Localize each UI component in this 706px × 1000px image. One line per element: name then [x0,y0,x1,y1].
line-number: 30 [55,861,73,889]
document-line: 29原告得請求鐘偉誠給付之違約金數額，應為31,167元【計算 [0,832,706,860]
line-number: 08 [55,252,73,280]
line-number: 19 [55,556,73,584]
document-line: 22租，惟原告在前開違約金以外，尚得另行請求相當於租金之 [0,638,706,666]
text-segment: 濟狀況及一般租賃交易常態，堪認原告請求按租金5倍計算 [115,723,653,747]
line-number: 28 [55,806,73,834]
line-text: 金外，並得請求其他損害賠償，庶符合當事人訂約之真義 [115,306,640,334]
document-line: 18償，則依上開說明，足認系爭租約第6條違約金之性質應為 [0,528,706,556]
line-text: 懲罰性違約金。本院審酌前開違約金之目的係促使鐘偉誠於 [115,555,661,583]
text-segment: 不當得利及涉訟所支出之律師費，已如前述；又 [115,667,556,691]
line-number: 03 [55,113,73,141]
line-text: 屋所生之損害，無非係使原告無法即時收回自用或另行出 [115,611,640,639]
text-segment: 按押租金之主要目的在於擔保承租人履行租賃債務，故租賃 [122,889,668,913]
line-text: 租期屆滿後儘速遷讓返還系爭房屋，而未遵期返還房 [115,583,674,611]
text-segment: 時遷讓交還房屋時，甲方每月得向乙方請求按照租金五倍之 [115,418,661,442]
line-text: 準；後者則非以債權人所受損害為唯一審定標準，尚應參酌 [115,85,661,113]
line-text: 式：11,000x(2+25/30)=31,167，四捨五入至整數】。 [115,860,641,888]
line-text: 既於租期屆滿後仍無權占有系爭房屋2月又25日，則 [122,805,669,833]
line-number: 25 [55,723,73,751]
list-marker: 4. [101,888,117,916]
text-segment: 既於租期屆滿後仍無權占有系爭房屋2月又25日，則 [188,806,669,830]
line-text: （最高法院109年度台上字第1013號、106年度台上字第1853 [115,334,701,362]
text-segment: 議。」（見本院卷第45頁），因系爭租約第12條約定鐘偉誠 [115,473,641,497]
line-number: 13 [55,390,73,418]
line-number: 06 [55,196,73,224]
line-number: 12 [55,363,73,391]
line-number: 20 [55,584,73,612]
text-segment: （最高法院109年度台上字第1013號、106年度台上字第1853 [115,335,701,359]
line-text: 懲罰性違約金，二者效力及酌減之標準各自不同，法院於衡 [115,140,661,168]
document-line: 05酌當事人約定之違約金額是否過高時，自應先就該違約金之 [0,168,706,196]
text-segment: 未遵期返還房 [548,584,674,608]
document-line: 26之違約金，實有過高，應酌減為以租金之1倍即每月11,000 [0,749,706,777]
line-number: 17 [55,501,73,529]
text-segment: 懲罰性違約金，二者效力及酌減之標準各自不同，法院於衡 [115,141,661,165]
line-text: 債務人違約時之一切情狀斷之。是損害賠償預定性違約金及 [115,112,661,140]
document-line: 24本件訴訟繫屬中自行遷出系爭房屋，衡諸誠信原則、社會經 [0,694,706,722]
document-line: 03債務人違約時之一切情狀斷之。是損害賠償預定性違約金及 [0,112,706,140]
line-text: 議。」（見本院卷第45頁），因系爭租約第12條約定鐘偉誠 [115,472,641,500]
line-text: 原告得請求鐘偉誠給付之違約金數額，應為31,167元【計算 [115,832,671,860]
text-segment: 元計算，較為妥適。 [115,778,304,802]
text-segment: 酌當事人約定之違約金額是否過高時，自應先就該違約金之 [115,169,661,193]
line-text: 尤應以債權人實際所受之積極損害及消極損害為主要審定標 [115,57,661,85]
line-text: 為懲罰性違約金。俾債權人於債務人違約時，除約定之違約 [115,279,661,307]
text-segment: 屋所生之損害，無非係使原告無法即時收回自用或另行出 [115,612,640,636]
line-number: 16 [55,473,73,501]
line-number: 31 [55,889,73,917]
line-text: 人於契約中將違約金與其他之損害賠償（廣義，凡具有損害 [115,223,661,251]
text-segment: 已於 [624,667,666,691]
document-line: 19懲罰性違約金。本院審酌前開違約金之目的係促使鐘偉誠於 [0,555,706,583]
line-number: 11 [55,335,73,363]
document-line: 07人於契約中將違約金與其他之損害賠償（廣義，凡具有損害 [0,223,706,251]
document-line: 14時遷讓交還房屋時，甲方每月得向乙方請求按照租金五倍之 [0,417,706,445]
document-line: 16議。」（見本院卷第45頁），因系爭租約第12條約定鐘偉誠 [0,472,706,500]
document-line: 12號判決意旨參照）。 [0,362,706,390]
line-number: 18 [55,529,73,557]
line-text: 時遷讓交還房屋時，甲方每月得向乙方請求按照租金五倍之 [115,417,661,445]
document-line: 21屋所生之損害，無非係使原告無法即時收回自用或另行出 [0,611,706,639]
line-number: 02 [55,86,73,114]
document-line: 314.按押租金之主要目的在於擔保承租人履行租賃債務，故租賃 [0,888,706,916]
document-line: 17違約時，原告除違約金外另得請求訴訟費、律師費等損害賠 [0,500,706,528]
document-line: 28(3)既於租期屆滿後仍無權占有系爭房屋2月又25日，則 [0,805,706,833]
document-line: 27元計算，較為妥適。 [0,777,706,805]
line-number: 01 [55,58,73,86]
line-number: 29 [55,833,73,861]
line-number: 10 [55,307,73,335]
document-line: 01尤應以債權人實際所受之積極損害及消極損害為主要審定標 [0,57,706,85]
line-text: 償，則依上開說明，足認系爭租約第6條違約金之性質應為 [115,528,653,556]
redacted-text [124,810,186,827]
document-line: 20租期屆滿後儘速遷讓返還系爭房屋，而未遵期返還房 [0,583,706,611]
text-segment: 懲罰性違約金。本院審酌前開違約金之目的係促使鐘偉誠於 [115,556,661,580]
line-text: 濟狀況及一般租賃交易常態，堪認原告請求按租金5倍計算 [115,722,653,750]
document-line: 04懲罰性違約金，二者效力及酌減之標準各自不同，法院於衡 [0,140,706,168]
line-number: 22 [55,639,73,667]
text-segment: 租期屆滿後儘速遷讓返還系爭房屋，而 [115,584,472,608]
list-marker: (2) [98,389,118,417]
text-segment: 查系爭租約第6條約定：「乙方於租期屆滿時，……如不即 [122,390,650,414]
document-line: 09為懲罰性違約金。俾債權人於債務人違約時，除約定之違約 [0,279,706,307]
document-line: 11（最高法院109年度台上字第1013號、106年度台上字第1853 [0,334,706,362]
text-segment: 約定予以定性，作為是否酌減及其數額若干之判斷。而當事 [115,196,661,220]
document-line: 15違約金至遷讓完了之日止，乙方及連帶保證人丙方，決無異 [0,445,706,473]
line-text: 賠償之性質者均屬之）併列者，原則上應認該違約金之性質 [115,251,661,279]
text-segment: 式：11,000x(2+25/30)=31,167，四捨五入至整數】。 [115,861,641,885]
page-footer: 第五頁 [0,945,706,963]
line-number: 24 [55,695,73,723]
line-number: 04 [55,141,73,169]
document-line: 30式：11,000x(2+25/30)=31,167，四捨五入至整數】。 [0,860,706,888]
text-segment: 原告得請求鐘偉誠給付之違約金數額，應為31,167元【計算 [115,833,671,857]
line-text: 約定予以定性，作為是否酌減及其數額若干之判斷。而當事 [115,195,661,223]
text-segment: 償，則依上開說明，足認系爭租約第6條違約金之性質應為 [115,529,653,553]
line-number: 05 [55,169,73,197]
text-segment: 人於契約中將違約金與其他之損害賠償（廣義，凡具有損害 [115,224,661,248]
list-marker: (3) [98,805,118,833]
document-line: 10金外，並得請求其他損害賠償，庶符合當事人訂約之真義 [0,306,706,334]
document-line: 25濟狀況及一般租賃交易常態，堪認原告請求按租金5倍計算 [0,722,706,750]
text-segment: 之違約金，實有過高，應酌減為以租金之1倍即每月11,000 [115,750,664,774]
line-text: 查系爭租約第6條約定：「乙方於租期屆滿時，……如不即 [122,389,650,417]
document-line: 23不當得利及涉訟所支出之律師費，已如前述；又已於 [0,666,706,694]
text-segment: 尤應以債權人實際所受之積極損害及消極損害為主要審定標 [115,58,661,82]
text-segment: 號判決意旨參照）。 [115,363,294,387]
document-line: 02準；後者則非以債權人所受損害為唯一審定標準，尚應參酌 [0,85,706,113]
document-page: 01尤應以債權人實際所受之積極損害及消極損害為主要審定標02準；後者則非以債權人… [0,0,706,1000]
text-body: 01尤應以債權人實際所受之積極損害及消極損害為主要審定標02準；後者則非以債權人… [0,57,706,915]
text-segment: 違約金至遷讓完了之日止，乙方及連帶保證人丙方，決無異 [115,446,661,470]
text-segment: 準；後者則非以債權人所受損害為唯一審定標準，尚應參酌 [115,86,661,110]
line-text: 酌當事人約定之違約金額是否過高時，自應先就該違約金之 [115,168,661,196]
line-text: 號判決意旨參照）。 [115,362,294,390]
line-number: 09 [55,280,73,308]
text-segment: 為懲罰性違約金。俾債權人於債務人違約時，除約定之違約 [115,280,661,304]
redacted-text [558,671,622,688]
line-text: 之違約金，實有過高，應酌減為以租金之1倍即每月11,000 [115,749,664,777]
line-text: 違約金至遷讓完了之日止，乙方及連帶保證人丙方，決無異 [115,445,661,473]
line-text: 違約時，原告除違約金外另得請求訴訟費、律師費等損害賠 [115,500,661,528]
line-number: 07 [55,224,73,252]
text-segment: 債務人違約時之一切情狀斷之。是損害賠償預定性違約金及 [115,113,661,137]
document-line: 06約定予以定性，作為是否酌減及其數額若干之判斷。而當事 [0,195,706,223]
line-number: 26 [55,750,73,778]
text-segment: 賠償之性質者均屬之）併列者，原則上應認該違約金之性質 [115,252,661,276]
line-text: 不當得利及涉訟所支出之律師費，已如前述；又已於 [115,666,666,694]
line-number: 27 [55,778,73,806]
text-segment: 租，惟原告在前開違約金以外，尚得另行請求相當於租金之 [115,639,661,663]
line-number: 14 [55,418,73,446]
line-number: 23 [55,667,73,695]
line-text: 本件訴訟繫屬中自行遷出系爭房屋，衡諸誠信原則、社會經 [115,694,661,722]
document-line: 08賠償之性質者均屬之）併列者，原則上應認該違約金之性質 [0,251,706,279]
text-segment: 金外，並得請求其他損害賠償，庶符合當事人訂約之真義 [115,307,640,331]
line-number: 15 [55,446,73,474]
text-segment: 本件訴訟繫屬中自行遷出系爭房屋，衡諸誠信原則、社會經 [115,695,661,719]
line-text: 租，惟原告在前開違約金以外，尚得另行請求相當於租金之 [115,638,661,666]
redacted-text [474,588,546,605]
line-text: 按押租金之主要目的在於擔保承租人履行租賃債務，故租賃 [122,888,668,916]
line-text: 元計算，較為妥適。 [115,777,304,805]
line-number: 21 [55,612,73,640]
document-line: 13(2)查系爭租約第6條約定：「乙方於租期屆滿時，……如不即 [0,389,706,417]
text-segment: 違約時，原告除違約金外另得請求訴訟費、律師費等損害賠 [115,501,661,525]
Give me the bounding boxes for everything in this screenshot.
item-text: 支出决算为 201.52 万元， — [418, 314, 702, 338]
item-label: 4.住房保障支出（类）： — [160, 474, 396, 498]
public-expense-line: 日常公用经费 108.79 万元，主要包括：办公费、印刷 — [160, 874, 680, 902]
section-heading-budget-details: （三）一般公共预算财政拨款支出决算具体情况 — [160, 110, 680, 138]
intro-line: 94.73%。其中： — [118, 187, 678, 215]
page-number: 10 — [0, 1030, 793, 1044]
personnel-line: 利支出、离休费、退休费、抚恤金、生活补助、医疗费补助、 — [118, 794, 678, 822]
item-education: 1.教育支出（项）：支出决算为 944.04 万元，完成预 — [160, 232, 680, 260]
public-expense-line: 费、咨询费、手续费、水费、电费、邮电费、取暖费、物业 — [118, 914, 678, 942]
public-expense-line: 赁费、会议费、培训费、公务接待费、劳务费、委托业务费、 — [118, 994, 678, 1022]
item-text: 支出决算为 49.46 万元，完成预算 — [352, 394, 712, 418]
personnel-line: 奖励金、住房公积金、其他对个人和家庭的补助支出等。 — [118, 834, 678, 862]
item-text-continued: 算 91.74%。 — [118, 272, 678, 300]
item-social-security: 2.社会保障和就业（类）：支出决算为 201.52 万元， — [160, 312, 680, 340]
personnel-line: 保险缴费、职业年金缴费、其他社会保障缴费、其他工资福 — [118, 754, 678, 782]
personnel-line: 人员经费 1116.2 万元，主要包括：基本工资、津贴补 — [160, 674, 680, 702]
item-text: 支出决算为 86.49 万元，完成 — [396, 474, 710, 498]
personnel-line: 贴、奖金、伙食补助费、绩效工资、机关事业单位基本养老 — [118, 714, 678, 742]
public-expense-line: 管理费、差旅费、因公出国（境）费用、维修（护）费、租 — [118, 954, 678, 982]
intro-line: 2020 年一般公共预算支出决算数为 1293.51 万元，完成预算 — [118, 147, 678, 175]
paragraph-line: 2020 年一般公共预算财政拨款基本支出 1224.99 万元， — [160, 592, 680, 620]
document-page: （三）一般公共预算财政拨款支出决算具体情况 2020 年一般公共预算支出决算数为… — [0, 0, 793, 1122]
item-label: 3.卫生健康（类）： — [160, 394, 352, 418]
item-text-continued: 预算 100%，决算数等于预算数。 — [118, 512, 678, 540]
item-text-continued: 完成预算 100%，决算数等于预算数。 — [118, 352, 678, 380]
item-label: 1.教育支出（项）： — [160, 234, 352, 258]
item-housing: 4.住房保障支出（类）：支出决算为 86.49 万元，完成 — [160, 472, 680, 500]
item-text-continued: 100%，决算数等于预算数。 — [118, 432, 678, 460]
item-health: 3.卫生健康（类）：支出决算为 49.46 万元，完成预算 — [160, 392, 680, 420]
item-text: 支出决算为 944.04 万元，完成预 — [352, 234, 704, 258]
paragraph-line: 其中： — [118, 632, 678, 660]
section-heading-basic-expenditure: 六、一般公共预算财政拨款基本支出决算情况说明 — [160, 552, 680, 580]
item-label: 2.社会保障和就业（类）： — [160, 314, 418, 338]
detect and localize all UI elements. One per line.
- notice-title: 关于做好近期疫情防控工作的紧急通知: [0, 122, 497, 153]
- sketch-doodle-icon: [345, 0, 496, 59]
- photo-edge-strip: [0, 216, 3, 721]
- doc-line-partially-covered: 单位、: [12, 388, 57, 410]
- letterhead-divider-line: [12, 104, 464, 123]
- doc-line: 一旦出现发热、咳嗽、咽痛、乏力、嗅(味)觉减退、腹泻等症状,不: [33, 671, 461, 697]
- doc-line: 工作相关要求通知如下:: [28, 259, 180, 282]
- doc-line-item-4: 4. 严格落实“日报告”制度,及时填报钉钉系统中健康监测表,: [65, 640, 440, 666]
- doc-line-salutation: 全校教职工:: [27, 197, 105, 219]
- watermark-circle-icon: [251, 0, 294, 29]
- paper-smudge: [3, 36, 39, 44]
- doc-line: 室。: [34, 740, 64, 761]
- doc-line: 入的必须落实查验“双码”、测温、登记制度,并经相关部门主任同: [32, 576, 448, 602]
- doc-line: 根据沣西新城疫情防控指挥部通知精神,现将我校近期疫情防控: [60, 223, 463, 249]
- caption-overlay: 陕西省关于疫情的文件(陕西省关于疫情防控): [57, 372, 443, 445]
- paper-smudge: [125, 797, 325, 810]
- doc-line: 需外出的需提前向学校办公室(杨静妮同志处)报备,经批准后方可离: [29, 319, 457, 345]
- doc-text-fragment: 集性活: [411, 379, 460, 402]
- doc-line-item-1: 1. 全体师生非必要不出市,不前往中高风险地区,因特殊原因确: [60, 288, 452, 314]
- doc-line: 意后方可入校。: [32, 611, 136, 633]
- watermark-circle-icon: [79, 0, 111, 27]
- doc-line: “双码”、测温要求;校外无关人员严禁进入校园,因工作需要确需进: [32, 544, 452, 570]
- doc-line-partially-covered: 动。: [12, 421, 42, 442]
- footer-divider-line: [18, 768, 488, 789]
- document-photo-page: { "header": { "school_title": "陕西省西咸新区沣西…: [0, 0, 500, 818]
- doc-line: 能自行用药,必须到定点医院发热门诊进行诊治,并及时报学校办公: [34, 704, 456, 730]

» **EXERCISE**: Please reproduce the listing from its first line to the line with "document-line: 18償，則依上開說明，足認系爭租約第6條違約金之性質應為 [0,528,706,556]", renaming "line-number" to "line-no" and changing nothing else.

» **ANSWER TO THIS TASK**:
Localize each UI component in this 706px × 1000px image. One line per element: name then [x0,y0,x1,y1].
line-no: 30 [55,861,73,889]
document-line: 29原告得請求鐘偉誠給付之違約金數額，應為31,167元【計算 [0,832,706,860]
line-no: 08 [55,252,73,280]
line-no: 19 [55,556,73,584]
document-line: 22租，惟原告在前開違約金以外，尚得另行請求相當於租金之 [0,638,706,666]
text-segment: 濟狀況及一般租賃交易常態，堪認原告請求按租金5倍計算 [115,723,653,747]
line-no: 28 [55,806,73,834]
line-text: 金外，並得請求其他損害賠償，庶符合當事人訂約之真義 [115,306,640,334]
document-line: 18償，則依上開說明，足認系爭租約第6條違約金之性質應為 [0,528,706,556]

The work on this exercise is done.